What the exercise asks —
Take the data below and repeat it exactly.

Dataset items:
########################################
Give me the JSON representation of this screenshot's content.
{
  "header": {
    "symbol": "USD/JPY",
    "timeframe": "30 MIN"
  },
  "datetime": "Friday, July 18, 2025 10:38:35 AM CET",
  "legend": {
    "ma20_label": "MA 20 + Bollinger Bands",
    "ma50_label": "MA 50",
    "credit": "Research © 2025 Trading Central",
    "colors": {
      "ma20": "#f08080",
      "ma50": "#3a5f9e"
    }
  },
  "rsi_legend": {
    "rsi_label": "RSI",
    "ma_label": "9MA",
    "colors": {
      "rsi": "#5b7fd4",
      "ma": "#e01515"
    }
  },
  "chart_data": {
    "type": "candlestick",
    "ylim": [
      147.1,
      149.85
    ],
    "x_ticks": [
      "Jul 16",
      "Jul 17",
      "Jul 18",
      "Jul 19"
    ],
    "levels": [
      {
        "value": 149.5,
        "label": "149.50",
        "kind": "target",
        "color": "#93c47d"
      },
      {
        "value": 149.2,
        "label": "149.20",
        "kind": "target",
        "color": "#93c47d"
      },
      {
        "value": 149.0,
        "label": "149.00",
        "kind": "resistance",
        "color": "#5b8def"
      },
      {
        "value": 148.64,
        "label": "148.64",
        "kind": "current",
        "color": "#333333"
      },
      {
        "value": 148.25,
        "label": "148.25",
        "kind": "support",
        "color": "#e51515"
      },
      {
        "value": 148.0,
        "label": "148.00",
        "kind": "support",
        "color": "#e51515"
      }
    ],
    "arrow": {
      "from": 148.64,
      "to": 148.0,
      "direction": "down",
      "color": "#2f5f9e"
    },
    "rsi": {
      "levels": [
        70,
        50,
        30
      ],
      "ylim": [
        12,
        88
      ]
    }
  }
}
########################################
Exercise response —
Give me the JSON representation of this screenshot's content.
{
  "header": {
    "symbol": "USD/JPY",
    "timeframe": "30 MIN"
  },
  "datetime": "Friday, July 18, 2025 10:38:35 AM CET",
  "legend": {
    "ma20_label": "MA 20 + Bollinger Bands",
    "ma50_label": "MA 50",
    "credit": "Research © 2025 Trading Central",
    "colors": {
      "ma20": "#f08080",
      "ma50": "#3a5f9e"
    }
  },
  "rsi_legend": {
    "rsi_label": "RSI",
    "ma_label": "9MA",
    "colors": {
      "rsi": "#5b7fd4",
      "ma": "#e01515"
    }
  },
  "chart_data": {
    "type": "candlestick",
    "ylim": [
      147.1,
      149.85
    ],
    "x_ticks": [
      "Jul 16",
      "Jul 17",
      "Jul 18",
      "Jul 19"
    ],
    "levels": [
      {
        "value": 149.5,
        "label": "149.50",
        "kind": "target",
        "color": "#93c47d"
      },
      {
        "value": 149.2,
        "label": "149.20",
        "kind": "target",
        "color": "#93c47d"
      },
      {
        "value": 149.0,
        "label": "149.00",
        "kind": "resistance",
        "color": "#5b8def"
      },
      {
        "value": 148.64,
        "label": "148.64",
        "kind": "current",
        "color": "#333333"
      },
      {
        "value": 148.25,
        "label": "148.25",
        "kind": "support",
        "color": "#e51515"
      },
      {
        "value": 148.0,
        "label": "148.00",
        "kind": "support",
        "color": "#e51515"
      }
    ],
    "arrow": {
      "from": 148.64,
      "to": 148.0,
      "direction": "down",
      "color": "#2f5f9e"
    },
    "rsi": {
      "levels": [
        70,
        50,
        30
      ],
      "ylim": [
        12,
        88
      ]
    }
  }
}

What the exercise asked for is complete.